Chart and figure data:

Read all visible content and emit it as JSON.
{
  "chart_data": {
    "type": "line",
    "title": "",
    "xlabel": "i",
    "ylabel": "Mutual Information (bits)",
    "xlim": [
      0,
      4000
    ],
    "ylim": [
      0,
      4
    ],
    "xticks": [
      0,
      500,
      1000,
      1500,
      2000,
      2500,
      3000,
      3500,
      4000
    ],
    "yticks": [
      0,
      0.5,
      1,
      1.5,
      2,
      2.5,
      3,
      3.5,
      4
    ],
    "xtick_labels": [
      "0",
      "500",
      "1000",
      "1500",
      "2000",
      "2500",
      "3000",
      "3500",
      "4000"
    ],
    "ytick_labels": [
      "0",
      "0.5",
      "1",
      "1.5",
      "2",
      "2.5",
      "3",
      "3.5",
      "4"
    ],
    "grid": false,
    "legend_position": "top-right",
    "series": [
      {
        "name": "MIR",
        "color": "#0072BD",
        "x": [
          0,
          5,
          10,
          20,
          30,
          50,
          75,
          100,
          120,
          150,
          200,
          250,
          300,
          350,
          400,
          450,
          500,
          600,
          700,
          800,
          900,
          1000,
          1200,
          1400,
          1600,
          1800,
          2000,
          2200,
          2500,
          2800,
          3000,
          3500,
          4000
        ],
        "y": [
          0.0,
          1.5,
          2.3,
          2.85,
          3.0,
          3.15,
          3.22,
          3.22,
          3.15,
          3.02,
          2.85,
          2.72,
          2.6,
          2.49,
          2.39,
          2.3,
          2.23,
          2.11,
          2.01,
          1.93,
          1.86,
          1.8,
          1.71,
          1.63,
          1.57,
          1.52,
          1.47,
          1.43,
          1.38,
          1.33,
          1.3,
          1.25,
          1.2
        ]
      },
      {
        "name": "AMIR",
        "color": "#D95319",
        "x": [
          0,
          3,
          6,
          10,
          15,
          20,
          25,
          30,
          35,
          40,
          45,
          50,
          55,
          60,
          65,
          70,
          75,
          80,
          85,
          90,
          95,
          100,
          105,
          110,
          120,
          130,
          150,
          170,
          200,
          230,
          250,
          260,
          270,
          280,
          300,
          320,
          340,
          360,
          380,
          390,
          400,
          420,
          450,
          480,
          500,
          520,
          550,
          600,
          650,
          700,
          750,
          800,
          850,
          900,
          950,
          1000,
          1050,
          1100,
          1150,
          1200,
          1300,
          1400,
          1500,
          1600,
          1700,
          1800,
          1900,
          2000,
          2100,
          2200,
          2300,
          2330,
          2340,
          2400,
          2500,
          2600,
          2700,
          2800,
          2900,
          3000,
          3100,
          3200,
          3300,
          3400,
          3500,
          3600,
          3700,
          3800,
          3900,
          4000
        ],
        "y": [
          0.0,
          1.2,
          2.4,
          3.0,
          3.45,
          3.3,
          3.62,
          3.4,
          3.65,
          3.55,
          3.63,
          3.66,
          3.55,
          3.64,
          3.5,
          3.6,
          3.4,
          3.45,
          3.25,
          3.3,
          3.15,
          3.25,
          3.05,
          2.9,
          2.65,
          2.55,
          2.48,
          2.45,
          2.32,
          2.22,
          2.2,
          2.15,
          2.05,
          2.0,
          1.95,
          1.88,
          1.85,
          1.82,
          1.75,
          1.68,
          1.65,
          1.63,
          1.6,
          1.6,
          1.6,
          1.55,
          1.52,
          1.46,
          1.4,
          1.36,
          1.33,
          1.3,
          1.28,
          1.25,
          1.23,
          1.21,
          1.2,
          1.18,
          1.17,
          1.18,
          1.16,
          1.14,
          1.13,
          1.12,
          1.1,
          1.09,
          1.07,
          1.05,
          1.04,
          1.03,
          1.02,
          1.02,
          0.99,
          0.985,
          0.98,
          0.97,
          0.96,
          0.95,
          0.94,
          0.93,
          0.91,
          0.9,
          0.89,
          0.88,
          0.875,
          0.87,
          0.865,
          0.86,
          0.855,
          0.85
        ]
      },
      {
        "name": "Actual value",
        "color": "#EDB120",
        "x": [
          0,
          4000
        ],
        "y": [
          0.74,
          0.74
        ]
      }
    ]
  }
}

Directions. Your answer should be a single number: the count of lines in these records that hold the string "color".

Solution to the problem. 3